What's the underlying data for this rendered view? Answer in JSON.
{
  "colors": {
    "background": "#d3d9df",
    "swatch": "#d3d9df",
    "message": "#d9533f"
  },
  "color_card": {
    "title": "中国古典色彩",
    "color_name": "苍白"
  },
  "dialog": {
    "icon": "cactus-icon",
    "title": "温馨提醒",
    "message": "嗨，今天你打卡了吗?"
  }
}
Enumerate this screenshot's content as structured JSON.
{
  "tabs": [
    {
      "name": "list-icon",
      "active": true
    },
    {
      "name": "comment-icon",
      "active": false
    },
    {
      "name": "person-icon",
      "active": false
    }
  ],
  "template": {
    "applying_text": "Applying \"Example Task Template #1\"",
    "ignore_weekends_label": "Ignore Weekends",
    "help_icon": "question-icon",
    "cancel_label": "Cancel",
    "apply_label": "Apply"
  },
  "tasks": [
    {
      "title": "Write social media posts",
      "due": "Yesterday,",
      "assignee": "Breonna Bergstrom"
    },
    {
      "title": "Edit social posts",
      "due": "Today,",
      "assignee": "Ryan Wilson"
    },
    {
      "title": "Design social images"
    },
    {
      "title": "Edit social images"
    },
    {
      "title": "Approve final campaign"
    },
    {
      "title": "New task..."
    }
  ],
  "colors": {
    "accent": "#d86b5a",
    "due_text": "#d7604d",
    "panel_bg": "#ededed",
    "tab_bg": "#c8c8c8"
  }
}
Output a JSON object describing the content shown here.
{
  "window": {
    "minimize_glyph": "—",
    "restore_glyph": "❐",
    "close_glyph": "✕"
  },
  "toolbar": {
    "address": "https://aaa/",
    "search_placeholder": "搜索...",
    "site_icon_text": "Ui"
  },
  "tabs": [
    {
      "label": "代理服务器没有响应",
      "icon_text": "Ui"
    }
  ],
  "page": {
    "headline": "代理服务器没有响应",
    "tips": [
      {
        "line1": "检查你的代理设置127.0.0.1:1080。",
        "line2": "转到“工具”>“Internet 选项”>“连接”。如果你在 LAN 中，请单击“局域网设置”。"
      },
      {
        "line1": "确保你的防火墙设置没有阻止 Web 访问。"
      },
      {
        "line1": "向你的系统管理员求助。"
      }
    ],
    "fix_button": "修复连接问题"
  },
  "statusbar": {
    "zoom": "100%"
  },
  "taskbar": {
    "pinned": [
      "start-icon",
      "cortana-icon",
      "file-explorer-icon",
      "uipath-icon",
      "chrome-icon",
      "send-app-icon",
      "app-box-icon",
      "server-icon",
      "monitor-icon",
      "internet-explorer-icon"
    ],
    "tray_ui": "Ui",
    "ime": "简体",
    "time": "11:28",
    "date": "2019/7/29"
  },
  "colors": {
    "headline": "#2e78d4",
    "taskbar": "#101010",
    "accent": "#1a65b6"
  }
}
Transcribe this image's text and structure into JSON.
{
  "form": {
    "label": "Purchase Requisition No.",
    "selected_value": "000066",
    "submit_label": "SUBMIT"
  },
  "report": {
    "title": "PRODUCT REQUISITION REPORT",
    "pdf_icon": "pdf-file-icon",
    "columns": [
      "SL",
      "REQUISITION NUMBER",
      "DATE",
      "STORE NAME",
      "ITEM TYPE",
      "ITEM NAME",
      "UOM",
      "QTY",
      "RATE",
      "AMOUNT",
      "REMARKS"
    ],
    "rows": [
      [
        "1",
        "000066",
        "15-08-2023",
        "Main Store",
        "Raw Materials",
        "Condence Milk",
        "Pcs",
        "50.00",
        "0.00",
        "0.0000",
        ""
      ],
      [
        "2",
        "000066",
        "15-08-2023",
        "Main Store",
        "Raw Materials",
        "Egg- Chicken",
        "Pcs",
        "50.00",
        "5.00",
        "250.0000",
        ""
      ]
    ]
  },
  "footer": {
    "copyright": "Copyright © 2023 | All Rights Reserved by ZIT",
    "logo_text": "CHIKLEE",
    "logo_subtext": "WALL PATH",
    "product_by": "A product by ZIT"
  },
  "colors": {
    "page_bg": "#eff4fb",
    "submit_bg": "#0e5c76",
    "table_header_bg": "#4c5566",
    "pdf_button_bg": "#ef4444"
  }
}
============
▶ **INSTRUCTION**: Recite the full listing above exactly.

▶ **COMPLETE ANSWER**:
What's the underlying data for this rendered view? Answer in JSON.
{
  "colors": {
    "background": "#d3d9df",
    "swatch": "#d3d9df",
    "message": "#d9533f"
  },
  "color_card": {
    "title": "中国古典色彩",
    "color_name": "苍白"
  },
  "dialog": {
    "icon": "cactus-icon",
    "title": "温馨提醒",
    "message": "嗨，今天你打卡了吗?"
  }
}
Enumerate this screenshot's content as structured JSON.
{
  "tabs": [
    {
      "name": "list-icon",
      "active": true
    },
    {
      "name": "comment-icon",
      "active": false
    },
    {
      "name": "person-icon",
      "active": false
    }
  ],
  "template": {
    "applying_text": "Applying \"Example Task Template #1\"",
    "ignore_weekends_label": "Ignore Weekends",
    "help_icon": "question-icon",
    "cancel_label": "Cancel",
    "apply_label": "Apply"
  },
  "tasks": [
    {
      "title": "Write social media posts",
      "due": "Yesterday,",
      "assignee": "Breonna Bergstrom"
    },
    {
      "title": "Edit social posts",
      "due": "Today,",
      "assignee": "Ryan Wilson"
    },
    {
      "title": "Design social images"
    },
    {
      "title": "Edit social images"
    },
    {
      "title": "Approve final campaign"
    },
    {
      "title": "New task..."
    }
  ],
  "colors": {
    "accent": "#d86b5a",
    "due_text": "#d7604d",
    "panel_bg": "#ededed",
    "tab_bg": "#c8c8c8"
  }
}
Output a JSON object describing the content shown here.
{
  "window": {
    "minimize_glyph": "—",
    "restore_glyph": "❐",
    "close_glyph": "✕"
  },
  "toolbar": {
    "address": "https://aaa/",
    "search_placeholder": "搜索...",
    "site_icon_text": "Ui"
  },
  "tabs": [
    {
      "label": "代理服务器没有响应",
      "icon_text": "Ui"
    }
  ],
  "page": {
    "headline": "代理服务器没有响应",
    "tips": [
      {
        "line1": "检查你的代理设置127.0.0.1:1080。",
        "line2": "转到“工具”>“Internet 选项”>“连接”。如果你在 LAN 中，请单击“局域网设置”。"
      },
      {
        "line1": "确保你的防火墙设置没有阻止 Web 访问。"
      },
      {
        "line1": "向你的系统管理员求助。"
      }
    ],
    "fix_button": "修复连接问题"
  },
  "statusbar": {
    "zoom": "100%"
  },
  "taskbar": {
    "pinned": [
      "start-icon",
      "cortana-icon",
      "file-explorer-icon",
      "uipath-icon",
      "chrome-icon",
      "send-app-icon",
      "app-box-icon",
      "server-icon",
      "monitor-icon",
      "internet-explorer-icon"
    ],
    "tray_ui": "Ui",
    "ime": "简体",
    "time": "11:28",
    "date": "2019/7/29"
  },
  "colors": {
    "headline": "#2e78d4",
    "taskbar": "#101010",
    "accent": "#1a65b6"
  }
}
Transcribe this image's text and structure into JSON.
{
  "form": {
    "label": "Purchase Requisition No.",
    "selected_value": "000066",
    "submit_label": "SUBMIT"
  },
  "report": {
    "title": "PRODUCT REQUISITION REPORT",
    "pdf_icon": "pdf-file-icon",
    "columns": [
      "SL",
      "REQUISITION NUMBER",
      "DATE",
      "STORE NAME",
      "ITEM TYPE",
      "ITEM NAME",
      "UOM",
      "QTY",
      "RATE",
      "AMOUNT",
      "REMARKS"
    ],
    "rows": [
      [
        "1",
        "000066",
        "15-08-2023",
        "Main Store",
        "Raw Materials",
        "Condence Milk",
        "Pcs",
        "50.00",
        "0.00",
        "0.0000",
        ""
      ],
      [
        "2",
        "000066",
        "15-08-2023",
        "Main Store",
        "Raw Materials",
        "Egg- Chicken",
        "Pcs",
        "50.00",
        "5.00",
        "250.0000",
        ""
      ]
    ]
  },
  "footer": {
    "copyright": "Copyright © 2023 | All Rights Reserved by ZIT",
    "logo_text": "CHIKLEE",
    "logo_subtext": "WALL PATH",
    "product_by": "A product by ZIT"
  },
  "colors": {
    "page_bg": "#eff4fb",
    "submit_bg": "#0e5c76",
    "table_header_bg": "#4c5566",
    "pdf_button_bg": "#ef4444"
  }
}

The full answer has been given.